- _Task brief_:
Copy the listing as it is written, and leave each picture out.

- _Data supplied_:

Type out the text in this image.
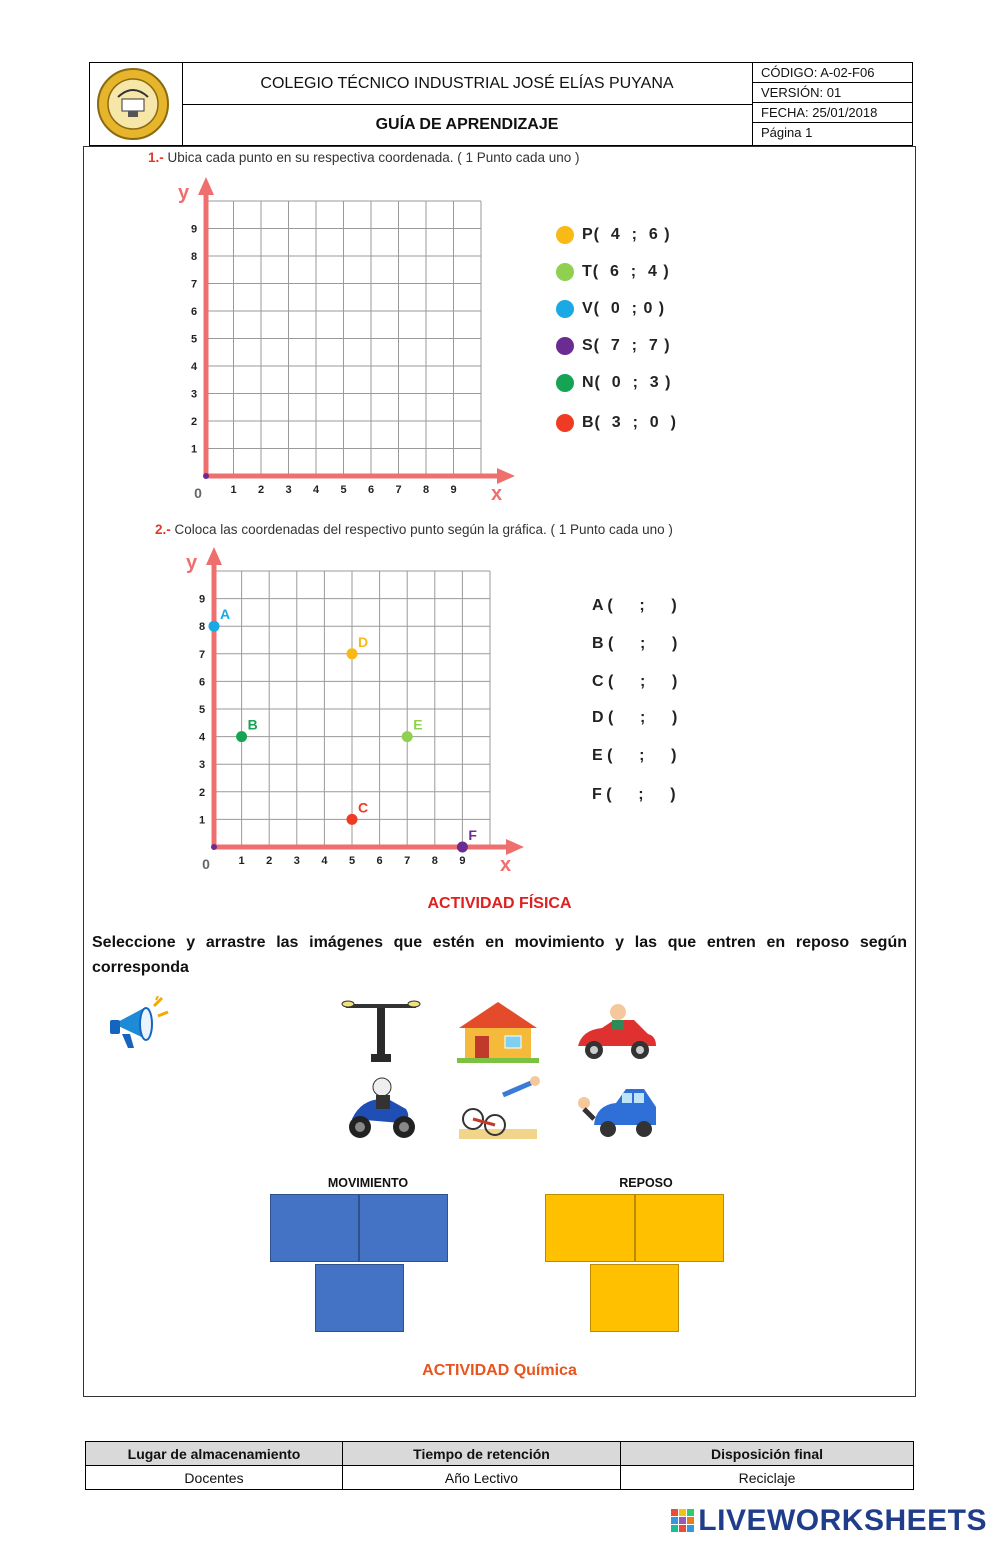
COLEGIO TÉCNICO INDUSTRIAL JOSÉ ELÍAS PUYANA
GUÍA DE APRENDIZAJE
CÓDIGO: A-02-F06
VERSIÓN: 01
FECHA: 25/01/2018
Página 1
1.- Ubica cada punto en su respectiva coordenada. ( 1 Punto cada uno )
1
1
2
2
3
3
4
4
5
5
6
6
7
7
8
8
9
9
0	x
y
P(  4  ;  6 )
T(  6  ;  4 )
V(  0  ; 0 )
S(  7  ;  7 )
N(  0  ;  3 )
B(  3  ;  0  )
2.- Coloca las coordenadas del respectivo punto según la gráfica. ( 1 Punto cada uno )
1
1
2
2
3
3
4
4
5
5
6
6
7
7
8
8
9
9
0	x
y
A
B
C
D
E
F
A (      ;      )
B (      ;      )
C (      ;      )
D (      ;      )
E (      ;      )
F (      ;      )
ACTIVIDAD FÍSICA
Seleccione y arrastre las imágenes que estén en movimiento y las que entren en reposo según corresponda
MOVIMIENTO	REPOSO
ACTIVIDAD Química
Lugar de almacenamiento	Tiempo de retención	Disposición final
Docentes	Año Lectivo	Reciclaje
LIVEWORKSHEETS
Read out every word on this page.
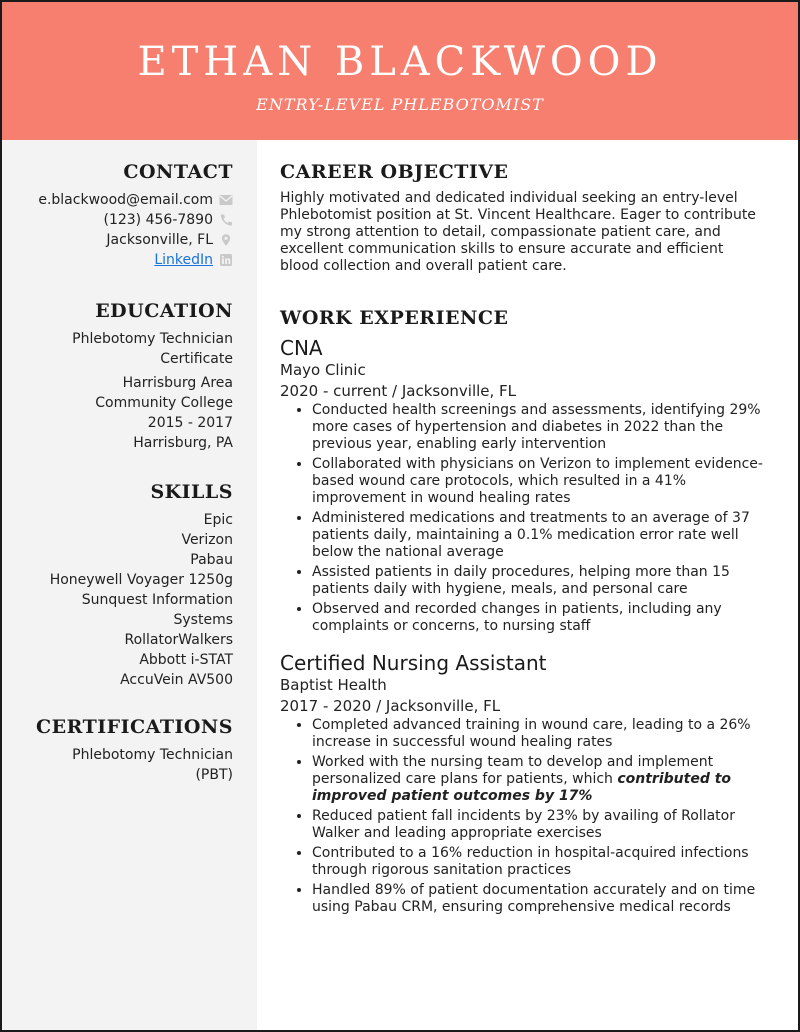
ETHAN BLACKWOOD
ENTRY-LEVEL PHLEBOTOMIST
CONTACT
e.blackwood@email.com
(123) 456-7890
Jacksonville, FL
LinkedIn
EDUCATION
Phlebotomy Technician
Certificate
Harrisburg Area
Community College
2015 - 2017
Harrisburg, PA
SKILLS
Epic
Verizon
Pabau
Honeywell Voyager 1250g
Sunquest Information
Systems
RollatorWalkers
Abbott i-STAT
AccuVein AV500
CERTIFICATIONS
Phlebotomy Technician
(PBT)
CAREER OBJECTIVE
Highly motivated and dedicated individual seeking an entry-level Phlebotomist position at St. Vincent Healthcare. Eager to contribute my strong attention to detail, compassionate patient care, and excellent communication skills to ensure accurate and efficient blood collection and overall patient care.
WORK EXPERIENCE
CNA
Mayo Clinic
2020 - current / Jacksonville, FL
• Conducted health screenings and assessments, identifying 29% more cases of hypertension and diabetes in 2022 than the previous year, enabling early intervention
• Collaborated with physicians on Verizon to implement evidence-based wound care protocols, which resulted in a 41% improvement in wound healing rates
• Administered medications and treatments to an average of 37 patients daily, maintaining a 0.1% medication error rate well below the national average
• Assisted patients in daily procedures, helping more than 15 patients daily with hygiene, meals, and personal care
• Observed and recorded changes in patients, including any complaints or concerns, to nursing staff
Certified Nursing Assistant
Baptist Health
2017 - 2020 / Jacksonville, FL
• Completed advanced training in wound care, leading to a 26% increase in successful wound healing rates
• Worked with the nursing team to develop and implement personalized care plans for patients, which contributed to improved patient outcomes by 17%
• Reduced patient fall incidents by 23% by availing of Rollator Walker and leading appropriate exercises
• Contributed to a 16% reduction in hospital-acquired infections through rigorous sanitation practices
• Handled 89% of patient documentation accurately and on time using Pabau CRM, ensuring comprehensive medical records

- _Task solution_:
Type out the text in this image.
COLEGIO TÉCNICO INDUSTRIAL JOSÉ ELÍAS PUYANA
GUÍA DE APRENDIZAJE
CÓDIGO: A-02-F06
VERSIÓN: 01
FECHA: 25/01/2018
Página 1
1.- Ubica cada punto en su respectiva coordenada. ( 1 Punto cada uno )
1
1
2
2
3
3
4
4
5
5
6
6
7
7
8
8
9
9
0	x
y
P(  4  ;  6 )
T(  6  ;  4 )
V(  0  ; 0 )
S(  7  ;  7 )
N(  0  ;  3 )
B(  3  ;  0  )
2.- Coloca las coordenadas del respectivo punto según la gráfica. ( 1 Punto cada uno )
1
1
2
2
3
3
4
4
5
5
6
6
7
7
8
8
9
9
0	x
y
A
B
C
D
E
F
A (      ;      )
B (      ;      )
C (      ;      )
D (      ;      )
E (      ;      )
F (      ;      )
ACTIVIDAD FÍSICA
Seleccione y arrastre las imágenes que estén en movimiento y las que entren en reposo según corresponda
MOVIMIENTO	REPOSO
ACTIVIDAD Química
Lugar de almacenamiento	Tiempo de retención	Disposición final
Docentes	Año Lectivo	Reciclaje
LIVEWORKSHEETS
Read out every word on this page.
ETHAN BLACKWOOD
ENTRY-LEVEL PHLEBOTOMIST
CONTACT
e.blackwood@email.com
(123) 456-7890
Jacksonville, FL
LinkedIn
EDUCATION
Phlebotomy Technician
Certificate
Harrisburg Area
Community College
2015 - 2017
Harrisburg, PA
SKILLS
Epic
Verizon
Pabau
Honeywell Voyager 1250g
Sunquest Information
Systems
RollatorWalkers
Abbott i-STAT
AccuVein AV500
CERTIFICATIONS
Phlebotomy Technician
(PBT)
CAREER OBJECTIVE
Highly motivated and dedicated individual seeking an entry-level Phlebotomist position at St. Vincent Healthcare. Eager to contribute my strong attention to detail, compassionate patient care, and excellent communication skills to ensure accurate and efficient blood collection and overall patient care.
WORK EXPERIENCE
CNA
Mayo Clinic
2020 - current / Jacksonville, FL
• Conducted health screenings and assessments, identifying 29% more cases of hypertension and diabetes in 2022 than the previous year, enabling early intervention
• Collaborated with physicians on Verizon to implement evidence-based wound care protocols, which resulted in a 41% improvement in wound healing rates
• Administered medications and treatments to an average of 37 patients daily, maintaining a 0.1% medication error rate well below the national average
• Assisted patients in daily procedures, helping more than 15 patients daily with hygiene, meals, and personal care
• Observed and recorded changes in patients, including any complaints or concerns, to nursing staff
Certified Nursing Assistant
Baptist Health
2017 - 2020 / Jacksonville, FL
• Completed advanced training in wound care, leading to a 26% increase in successful wound healing rates
• Worked with the nursing team to develop and implement personalized care plans for patients, which contributed to improved patient outcomes by 17%
• Reduced patient fall incidents by 23% by availing of Rollator Walker and leading appropriate exercises
• Contributed to a 16% reduction in hospital-acquired infections through rigorous sanitation practices
• Handled 89% of patient documentation accurately and on time using Pabau CRM, ensuring comprehensive medical records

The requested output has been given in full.